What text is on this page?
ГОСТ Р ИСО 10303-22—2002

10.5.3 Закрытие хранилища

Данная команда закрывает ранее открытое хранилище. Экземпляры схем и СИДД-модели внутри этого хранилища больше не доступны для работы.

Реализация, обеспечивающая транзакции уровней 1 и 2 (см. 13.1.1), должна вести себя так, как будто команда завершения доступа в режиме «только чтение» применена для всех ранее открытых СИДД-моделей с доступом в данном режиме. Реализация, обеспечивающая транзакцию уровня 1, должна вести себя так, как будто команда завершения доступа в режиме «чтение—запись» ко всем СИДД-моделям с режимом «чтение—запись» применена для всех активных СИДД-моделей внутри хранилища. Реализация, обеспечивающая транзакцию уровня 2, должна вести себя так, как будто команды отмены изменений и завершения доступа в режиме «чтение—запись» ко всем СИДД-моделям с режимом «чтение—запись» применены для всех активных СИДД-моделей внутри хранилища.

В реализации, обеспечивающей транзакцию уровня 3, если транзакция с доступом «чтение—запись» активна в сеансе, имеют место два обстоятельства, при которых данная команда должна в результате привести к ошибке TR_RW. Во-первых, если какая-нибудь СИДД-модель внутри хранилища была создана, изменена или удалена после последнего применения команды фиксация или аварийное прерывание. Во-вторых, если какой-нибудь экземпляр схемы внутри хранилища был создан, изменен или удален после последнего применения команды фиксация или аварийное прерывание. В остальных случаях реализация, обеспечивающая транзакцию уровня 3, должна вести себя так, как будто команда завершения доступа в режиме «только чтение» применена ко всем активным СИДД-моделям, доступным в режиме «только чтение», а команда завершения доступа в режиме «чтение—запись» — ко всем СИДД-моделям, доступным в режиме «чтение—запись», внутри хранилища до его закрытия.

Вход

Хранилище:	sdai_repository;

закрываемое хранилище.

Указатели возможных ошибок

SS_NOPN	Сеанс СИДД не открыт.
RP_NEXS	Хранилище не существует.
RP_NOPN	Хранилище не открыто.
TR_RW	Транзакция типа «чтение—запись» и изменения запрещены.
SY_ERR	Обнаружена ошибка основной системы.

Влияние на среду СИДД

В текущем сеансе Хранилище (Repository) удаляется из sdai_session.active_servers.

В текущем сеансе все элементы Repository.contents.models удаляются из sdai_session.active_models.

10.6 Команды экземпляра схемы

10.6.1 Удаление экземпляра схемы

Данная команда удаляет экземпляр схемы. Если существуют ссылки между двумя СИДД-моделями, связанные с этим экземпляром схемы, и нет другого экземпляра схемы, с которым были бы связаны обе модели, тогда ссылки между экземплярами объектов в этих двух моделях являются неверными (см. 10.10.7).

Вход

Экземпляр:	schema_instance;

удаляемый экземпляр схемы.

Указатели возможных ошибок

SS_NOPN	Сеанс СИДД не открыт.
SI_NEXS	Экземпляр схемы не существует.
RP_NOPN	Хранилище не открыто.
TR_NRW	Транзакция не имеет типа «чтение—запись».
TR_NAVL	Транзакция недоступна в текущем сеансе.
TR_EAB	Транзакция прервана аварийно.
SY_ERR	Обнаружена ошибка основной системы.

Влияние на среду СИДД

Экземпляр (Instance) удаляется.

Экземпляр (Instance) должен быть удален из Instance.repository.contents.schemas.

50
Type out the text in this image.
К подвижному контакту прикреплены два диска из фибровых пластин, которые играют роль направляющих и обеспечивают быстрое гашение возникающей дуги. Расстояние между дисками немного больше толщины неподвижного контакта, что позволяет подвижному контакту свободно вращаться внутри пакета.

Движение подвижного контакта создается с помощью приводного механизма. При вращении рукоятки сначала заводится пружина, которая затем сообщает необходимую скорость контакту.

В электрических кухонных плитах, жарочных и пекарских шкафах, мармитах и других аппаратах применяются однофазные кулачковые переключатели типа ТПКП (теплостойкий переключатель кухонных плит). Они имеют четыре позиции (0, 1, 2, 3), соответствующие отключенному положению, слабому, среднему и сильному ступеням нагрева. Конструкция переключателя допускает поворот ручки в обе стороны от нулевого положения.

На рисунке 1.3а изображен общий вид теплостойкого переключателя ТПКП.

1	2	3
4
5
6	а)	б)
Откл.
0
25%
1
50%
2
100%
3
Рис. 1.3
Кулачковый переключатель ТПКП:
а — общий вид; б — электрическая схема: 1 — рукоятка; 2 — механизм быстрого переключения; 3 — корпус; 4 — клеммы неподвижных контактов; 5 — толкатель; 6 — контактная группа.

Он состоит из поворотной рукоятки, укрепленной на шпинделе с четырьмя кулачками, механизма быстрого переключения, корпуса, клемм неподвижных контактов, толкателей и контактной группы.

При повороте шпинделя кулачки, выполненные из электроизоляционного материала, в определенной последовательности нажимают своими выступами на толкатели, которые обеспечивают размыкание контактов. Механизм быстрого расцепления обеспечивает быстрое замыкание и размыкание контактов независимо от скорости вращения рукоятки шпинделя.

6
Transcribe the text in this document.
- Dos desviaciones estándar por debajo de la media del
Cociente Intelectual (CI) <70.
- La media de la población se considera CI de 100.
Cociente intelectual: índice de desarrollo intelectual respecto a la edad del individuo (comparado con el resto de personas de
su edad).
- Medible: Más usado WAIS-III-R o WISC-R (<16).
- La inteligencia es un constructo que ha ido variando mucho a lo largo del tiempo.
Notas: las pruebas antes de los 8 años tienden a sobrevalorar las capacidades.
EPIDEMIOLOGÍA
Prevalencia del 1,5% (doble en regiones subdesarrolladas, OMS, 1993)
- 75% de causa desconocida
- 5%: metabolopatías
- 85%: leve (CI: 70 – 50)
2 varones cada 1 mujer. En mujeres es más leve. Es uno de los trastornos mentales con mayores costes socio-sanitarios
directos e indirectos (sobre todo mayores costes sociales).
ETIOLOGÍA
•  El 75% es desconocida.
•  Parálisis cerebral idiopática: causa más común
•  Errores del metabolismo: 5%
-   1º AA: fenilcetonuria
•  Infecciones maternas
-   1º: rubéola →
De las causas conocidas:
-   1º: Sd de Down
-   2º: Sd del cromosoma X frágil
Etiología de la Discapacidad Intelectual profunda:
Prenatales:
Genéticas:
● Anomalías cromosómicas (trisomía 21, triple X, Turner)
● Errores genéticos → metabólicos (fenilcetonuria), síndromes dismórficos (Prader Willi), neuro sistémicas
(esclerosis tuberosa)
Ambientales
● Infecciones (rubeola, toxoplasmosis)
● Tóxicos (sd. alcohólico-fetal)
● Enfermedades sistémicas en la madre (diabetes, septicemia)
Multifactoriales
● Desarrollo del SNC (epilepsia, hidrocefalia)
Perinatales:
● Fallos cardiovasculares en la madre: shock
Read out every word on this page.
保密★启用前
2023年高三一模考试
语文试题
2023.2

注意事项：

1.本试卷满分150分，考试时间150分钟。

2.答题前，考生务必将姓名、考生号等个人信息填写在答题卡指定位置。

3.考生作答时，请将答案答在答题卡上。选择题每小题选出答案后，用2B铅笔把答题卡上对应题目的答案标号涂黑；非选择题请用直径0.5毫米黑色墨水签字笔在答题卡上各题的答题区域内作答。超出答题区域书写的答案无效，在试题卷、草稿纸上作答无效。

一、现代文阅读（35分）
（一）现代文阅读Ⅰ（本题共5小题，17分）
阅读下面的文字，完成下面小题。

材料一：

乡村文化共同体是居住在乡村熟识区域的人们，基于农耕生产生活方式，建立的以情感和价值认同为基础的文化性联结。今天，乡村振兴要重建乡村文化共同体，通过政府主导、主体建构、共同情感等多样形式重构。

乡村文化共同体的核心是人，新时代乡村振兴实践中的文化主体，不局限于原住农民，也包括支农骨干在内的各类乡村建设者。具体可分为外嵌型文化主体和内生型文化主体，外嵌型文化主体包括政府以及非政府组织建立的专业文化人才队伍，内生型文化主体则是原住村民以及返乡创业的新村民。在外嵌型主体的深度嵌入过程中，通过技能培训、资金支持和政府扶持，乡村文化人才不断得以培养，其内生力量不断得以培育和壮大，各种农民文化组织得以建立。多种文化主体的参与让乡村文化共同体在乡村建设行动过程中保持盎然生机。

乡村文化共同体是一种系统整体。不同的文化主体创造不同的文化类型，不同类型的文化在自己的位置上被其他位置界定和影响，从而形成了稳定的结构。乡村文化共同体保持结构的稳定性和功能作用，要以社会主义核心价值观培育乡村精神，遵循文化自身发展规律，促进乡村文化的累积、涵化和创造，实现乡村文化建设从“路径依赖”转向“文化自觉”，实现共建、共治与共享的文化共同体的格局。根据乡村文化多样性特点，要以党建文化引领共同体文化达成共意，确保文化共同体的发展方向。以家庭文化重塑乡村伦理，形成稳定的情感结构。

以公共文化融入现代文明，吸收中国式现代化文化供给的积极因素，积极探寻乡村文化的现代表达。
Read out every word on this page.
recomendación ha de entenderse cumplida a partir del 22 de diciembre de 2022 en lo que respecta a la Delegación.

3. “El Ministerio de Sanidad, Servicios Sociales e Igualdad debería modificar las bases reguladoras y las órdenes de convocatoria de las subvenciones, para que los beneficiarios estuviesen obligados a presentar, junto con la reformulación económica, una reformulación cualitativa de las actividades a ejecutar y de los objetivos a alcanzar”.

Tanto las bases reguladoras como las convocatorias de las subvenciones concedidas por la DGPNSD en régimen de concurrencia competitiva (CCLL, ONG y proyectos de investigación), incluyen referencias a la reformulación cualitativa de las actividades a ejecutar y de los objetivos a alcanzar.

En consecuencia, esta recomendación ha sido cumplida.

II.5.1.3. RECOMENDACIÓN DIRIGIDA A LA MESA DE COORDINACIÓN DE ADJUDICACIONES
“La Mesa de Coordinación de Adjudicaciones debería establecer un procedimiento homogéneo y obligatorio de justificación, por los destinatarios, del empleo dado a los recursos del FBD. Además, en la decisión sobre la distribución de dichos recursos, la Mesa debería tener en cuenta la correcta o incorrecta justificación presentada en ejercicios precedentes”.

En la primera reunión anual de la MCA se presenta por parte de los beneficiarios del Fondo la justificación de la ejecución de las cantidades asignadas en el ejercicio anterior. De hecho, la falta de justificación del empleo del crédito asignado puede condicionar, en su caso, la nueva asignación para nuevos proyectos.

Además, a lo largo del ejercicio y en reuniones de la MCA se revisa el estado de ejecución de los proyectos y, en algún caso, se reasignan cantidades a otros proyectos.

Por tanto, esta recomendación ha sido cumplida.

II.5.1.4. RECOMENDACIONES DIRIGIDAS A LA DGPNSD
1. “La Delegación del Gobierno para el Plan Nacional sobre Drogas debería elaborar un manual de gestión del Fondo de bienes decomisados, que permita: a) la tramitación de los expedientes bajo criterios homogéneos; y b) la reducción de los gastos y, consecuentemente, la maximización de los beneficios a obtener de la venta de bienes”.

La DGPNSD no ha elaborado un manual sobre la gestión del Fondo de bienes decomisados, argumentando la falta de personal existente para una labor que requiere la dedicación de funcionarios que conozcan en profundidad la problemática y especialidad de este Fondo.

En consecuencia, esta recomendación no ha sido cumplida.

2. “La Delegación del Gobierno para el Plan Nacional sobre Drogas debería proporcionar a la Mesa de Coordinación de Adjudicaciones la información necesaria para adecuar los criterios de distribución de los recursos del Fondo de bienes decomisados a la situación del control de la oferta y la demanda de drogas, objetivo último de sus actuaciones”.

## Required work
Check each line of the entries above for the word "mayores". List the ones that have it.

## Final answer
2 varones cada 1 mujer. En mujeres es más leve. Es uno de los trastornos mentales con mayores costes socio-sanitarios
directos e indirectos (sobre todo mayores costes sociales).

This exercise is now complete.